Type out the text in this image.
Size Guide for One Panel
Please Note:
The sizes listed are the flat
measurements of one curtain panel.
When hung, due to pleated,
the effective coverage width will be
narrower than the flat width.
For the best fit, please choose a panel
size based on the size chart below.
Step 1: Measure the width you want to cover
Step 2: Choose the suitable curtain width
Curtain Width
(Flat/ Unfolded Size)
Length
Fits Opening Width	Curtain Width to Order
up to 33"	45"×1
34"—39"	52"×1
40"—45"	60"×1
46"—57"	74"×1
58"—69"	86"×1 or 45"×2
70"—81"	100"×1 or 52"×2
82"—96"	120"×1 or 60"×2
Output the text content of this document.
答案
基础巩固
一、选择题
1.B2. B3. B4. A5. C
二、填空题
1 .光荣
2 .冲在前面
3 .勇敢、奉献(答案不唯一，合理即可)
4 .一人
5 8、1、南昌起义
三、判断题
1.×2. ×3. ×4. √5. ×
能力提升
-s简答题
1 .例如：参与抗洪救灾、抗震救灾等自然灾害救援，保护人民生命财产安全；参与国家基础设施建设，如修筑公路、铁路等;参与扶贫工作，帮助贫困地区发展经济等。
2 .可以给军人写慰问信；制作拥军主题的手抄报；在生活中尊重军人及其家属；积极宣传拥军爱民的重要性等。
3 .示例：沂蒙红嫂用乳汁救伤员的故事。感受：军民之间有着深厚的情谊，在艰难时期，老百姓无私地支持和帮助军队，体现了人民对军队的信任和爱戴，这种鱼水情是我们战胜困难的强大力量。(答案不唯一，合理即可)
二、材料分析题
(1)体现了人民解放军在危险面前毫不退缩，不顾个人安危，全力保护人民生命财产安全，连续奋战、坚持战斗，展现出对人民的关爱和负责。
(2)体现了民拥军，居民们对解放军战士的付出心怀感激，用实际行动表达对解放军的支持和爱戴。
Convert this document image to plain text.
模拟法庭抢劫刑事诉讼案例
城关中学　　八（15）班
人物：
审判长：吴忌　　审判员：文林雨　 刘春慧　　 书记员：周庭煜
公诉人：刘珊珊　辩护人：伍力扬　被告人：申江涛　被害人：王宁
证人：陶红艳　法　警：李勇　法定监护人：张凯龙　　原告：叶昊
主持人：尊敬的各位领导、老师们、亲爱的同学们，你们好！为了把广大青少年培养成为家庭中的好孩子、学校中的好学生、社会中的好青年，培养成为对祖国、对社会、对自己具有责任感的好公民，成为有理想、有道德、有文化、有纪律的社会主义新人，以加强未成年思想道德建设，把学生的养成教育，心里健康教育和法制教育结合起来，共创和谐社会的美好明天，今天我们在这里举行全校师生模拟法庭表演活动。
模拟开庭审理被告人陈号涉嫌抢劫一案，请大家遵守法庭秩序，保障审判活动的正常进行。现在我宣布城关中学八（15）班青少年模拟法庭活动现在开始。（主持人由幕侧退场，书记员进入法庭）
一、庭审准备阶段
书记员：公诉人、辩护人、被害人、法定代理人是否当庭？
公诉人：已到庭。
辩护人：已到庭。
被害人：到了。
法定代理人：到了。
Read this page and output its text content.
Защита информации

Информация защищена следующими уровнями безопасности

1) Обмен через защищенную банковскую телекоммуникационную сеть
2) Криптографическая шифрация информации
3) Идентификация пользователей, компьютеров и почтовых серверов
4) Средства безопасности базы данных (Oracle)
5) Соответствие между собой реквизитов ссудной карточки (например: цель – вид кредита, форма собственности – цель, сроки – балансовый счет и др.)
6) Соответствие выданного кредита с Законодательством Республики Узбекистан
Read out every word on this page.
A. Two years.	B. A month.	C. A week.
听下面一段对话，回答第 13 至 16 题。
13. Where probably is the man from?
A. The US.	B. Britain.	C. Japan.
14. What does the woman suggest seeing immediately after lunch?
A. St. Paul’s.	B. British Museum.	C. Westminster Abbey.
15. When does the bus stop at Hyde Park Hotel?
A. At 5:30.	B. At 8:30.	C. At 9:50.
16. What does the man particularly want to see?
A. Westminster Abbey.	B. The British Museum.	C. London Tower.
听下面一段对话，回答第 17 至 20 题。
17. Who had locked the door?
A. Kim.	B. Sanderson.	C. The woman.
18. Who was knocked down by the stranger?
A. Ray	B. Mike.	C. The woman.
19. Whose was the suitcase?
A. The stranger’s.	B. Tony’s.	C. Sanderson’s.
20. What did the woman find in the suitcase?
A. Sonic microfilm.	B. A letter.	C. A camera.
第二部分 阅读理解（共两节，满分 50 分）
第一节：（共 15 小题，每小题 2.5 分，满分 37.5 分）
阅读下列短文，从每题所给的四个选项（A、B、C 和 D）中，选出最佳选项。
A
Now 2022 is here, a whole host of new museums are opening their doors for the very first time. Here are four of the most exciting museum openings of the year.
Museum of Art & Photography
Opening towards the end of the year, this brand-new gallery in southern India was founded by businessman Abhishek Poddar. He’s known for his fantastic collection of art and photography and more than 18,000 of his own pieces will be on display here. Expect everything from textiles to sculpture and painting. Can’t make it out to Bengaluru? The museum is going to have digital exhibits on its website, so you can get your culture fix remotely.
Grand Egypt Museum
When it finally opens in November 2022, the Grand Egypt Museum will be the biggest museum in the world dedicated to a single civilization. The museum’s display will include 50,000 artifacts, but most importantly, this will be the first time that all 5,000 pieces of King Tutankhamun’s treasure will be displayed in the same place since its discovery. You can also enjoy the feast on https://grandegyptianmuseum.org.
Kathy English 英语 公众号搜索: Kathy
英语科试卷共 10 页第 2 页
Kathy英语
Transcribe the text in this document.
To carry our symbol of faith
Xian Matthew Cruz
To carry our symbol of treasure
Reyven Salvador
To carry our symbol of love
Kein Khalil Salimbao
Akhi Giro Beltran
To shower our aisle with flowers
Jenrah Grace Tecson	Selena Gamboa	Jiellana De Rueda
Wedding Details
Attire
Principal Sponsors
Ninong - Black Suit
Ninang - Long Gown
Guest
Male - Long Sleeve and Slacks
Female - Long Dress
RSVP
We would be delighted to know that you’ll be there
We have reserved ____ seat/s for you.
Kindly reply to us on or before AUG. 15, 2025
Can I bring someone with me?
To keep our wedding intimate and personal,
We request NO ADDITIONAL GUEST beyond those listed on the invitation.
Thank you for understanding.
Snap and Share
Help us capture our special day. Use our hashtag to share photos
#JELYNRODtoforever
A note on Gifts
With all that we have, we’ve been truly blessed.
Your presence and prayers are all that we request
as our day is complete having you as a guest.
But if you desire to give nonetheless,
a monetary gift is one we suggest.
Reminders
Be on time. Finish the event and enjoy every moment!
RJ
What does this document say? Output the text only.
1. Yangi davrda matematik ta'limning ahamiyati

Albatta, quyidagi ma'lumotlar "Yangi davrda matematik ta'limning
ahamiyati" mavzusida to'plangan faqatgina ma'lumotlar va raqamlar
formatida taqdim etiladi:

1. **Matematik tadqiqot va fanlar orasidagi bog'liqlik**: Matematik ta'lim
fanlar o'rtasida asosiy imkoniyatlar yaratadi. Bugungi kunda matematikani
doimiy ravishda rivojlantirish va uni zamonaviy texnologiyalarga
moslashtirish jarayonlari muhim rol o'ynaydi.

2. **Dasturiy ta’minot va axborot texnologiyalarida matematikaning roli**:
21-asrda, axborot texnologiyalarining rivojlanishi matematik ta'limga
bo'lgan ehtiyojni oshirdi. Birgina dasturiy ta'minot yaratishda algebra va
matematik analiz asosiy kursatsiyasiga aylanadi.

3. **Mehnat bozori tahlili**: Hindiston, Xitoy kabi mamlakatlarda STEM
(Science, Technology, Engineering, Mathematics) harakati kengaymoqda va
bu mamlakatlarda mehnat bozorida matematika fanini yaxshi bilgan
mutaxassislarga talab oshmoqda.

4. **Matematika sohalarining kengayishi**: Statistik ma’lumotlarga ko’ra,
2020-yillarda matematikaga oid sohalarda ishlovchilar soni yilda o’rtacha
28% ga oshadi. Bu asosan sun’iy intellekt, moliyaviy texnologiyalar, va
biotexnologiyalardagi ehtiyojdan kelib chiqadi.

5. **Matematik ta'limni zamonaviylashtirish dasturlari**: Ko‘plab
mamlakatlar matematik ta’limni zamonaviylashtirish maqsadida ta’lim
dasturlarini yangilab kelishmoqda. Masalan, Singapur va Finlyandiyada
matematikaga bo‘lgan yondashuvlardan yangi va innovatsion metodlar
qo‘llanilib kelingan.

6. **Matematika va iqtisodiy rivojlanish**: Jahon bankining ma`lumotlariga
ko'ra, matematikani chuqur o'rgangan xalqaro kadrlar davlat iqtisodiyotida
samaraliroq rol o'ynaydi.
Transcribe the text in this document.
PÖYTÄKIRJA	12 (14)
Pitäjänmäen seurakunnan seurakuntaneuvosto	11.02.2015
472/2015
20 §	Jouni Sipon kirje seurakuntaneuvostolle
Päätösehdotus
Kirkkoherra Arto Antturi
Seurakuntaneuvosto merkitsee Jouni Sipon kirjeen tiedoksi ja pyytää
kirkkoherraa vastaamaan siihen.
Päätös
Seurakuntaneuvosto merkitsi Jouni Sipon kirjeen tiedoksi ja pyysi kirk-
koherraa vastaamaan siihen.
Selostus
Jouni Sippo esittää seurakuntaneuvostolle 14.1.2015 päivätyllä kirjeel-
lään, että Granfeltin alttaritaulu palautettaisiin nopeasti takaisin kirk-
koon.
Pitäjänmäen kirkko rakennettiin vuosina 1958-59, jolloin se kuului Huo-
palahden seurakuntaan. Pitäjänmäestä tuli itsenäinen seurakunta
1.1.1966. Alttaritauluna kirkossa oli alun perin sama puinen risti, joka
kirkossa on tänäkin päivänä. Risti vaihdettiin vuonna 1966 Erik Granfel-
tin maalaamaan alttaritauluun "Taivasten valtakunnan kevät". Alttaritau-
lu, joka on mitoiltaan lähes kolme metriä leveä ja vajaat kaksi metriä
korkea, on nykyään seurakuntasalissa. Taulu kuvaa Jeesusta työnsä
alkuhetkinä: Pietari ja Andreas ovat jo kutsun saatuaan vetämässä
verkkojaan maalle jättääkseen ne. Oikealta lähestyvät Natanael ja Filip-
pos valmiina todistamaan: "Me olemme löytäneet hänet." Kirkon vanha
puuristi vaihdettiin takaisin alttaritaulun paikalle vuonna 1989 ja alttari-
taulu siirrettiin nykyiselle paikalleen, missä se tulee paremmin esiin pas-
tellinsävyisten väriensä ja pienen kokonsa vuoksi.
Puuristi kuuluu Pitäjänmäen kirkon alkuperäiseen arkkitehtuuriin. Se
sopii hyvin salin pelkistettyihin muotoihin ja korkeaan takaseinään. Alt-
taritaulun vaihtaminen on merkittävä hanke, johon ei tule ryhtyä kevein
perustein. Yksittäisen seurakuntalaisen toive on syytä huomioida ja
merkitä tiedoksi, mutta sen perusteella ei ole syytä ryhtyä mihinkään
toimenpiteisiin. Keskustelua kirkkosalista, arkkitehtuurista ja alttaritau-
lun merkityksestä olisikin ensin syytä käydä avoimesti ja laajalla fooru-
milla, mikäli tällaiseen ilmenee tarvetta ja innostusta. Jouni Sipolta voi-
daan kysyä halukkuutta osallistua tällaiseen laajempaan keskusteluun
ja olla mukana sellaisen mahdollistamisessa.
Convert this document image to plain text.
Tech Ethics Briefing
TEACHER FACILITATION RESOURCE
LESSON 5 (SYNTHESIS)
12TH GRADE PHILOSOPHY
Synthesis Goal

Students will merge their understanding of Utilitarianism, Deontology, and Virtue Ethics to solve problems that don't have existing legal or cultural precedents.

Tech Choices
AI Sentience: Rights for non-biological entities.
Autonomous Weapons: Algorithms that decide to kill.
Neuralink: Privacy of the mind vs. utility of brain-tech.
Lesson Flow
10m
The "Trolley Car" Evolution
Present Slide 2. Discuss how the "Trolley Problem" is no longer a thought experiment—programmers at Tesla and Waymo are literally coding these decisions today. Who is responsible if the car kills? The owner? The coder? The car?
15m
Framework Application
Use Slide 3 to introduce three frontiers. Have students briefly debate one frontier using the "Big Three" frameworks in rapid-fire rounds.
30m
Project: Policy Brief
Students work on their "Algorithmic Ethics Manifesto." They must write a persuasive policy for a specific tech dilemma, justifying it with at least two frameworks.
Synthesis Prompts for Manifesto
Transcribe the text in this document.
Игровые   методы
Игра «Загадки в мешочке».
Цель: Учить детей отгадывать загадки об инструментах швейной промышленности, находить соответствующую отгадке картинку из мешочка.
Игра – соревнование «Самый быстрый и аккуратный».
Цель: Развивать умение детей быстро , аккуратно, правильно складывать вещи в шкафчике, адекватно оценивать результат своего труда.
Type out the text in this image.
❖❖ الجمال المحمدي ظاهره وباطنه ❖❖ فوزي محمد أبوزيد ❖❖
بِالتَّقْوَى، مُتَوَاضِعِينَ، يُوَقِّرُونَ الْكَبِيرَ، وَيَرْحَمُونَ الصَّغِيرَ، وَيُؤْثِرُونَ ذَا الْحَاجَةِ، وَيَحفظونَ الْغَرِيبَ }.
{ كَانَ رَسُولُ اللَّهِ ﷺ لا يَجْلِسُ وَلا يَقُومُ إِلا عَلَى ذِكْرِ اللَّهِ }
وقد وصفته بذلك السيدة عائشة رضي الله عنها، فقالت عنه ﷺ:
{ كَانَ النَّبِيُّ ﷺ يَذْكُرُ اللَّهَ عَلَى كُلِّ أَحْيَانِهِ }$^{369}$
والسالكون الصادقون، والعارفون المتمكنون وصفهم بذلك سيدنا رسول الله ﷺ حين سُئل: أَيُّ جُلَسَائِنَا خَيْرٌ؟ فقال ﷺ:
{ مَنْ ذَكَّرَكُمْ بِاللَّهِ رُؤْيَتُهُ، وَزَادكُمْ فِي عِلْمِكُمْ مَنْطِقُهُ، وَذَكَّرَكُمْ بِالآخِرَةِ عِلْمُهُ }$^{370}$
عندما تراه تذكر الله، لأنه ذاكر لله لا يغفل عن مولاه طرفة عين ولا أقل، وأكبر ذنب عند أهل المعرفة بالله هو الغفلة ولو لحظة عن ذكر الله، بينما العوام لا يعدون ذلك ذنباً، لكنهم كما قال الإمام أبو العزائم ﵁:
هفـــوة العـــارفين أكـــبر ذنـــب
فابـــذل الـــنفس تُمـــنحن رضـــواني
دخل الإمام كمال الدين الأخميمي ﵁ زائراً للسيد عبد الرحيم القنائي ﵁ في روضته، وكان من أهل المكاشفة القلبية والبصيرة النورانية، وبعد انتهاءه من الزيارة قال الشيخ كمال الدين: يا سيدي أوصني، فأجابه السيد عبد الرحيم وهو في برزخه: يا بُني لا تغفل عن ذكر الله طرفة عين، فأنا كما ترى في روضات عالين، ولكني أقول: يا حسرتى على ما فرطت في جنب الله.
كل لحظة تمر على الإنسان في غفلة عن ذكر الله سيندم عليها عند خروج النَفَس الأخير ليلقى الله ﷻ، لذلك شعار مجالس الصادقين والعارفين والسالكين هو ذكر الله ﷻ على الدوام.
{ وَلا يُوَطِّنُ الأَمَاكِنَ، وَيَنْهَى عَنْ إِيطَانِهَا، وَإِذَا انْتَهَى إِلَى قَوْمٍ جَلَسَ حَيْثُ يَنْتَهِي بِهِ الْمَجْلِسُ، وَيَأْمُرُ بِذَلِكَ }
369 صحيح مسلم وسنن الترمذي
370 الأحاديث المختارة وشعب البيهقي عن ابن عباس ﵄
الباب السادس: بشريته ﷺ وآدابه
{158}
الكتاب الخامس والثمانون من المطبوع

#### [Do this]
Whichever lines contain the string "ahamiyati", select and copy them.

#### [Exercise answer]
1. Yangi davrda matematik ta'limning ahamiyati
ahamiyati" mavzusida to'plangan faqatgina ma'lumotlar va raqamlar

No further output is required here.